== INFORMATION GIVEN ==

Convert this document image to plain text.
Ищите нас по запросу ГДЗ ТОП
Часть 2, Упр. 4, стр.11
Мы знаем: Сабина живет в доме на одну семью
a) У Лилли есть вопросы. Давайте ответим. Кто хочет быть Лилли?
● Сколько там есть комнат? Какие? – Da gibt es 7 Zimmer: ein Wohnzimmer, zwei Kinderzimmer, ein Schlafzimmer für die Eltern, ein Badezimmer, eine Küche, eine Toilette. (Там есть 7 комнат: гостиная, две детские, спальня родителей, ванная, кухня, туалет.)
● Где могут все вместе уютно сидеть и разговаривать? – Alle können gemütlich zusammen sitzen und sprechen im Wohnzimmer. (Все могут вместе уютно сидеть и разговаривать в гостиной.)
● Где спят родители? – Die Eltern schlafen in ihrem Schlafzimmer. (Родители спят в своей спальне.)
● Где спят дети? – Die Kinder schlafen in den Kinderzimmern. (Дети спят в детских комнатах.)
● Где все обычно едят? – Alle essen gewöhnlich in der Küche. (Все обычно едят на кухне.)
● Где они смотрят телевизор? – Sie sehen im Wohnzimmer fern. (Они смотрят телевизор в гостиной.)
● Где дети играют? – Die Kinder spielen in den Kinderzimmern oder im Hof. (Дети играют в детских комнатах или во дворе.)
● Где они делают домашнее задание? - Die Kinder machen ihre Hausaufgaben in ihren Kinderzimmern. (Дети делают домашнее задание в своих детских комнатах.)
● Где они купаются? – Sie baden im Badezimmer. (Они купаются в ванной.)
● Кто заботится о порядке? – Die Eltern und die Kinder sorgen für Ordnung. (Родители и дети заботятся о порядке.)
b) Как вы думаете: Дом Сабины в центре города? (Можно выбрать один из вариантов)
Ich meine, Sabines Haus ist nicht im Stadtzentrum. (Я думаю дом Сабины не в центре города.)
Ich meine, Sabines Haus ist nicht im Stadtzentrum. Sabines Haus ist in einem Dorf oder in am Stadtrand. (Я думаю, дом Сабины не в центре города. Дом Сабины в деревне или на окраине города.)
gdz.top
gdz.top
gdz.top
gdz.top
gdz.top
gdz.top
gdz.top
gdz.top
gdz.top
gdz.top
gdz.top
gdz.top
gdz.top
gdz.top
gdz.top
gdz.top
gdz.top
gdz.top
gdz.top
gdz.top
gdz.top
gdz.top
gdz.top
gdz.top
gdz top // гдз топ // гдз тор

===

__STATED GOAL__. Repeat the data above, word for word.

__FULL RESPONSE__.
Convert this document image to plain text.
Ищите нас по запросу ГДЗ ТОП
Часть 2, Упр. 4, стр.11
Мы знаем: Сабина живет в доме на одну семью
a) У Лилли есть вопросы. Давайте ответим. Кто хочет быть Лилли?
● Сколько там есть комнат? Какие? – Da gibt es 7 Zimmer: ein Wohnzimmer, zwei Kinderzimmer, ein Schlafzimmer für die Eltern, ein Badezimmer, eine Küche, eine Toilette. (Там есть 7 комнат: гостиная, две детские, спальня родителей, ванная, кухня, туалет.)
● Где могут все вместе уютно сидеть и разговаривать? – Alle können gemütlich zusammen sitzen und sprechen im Wohnzimmer. (Все могут вместе уютно сидеть и разговаривать в гостиной.)
● Где спят родители? – Die Eltern schlafen in ihrem Schlafzimmer. (Родители спят в своей спальне.)
● Где спят дети? – Die Kinder schlafen in den Kinderzimmern. (Дети спят в детских комнатах.)
● Где все обычно едят? – Alle essen gewöhnlich in der Küche. (Все обычно едят на кухне.)
● Где они смотрят телевизор? – Sie sehen im Wohnzimmer fern. (Они смотрят телевизор в гостиной.)
● Где дети играют? – Die Kinder spielen in den Kinderzimmern oder im Hof. (Дети играют в детских комнатах или во дворе.)
● Где они делают домашнее задание? - Die Kinder machen ihre Hausaufgaben in ihren Kinderzimmern. (Дети делают домашнее задание в своих детских комнатах.)
● Где они купаются? – Sie baden im Badezimmer. (Они купаются в ванной.)
● Кто заботится о порядке? – Die Eltern und die Kinder sorgen für Ordnung. (Родители и дети заботятся о порядке.)
b) Как вы думаете: Дом Сабины в центре города? (Можно выбрать один из вариантов)
Ich meine, Sabines Haus ist nicht im Stadtzentrum. (Я думаю дом Сабины не в центре города.)
Ich meine, Sabines Haus ist nicht im Stadtzentrum. Sabines Haus ist in einem Dorf oder in am Stadtrand. (Я думаю, дом Сабины не в центре города. Дом Сабины в деревне или на окраине города.)
gdz.top
gdz.top
gdz.top
gdz.top
gdz.top
gdz.top
gdz.top
gdz.top
gdz.top
gdz.top
gdz.top
gdz.top
gdz.top
gdz.top
gdz.top
gdz.top
gdz.top
gdz.top
gdz.top
gdz.top
gdz.top
gdz.top
gdz.top
gdz.top
gdz top // гдз топ // гдз тор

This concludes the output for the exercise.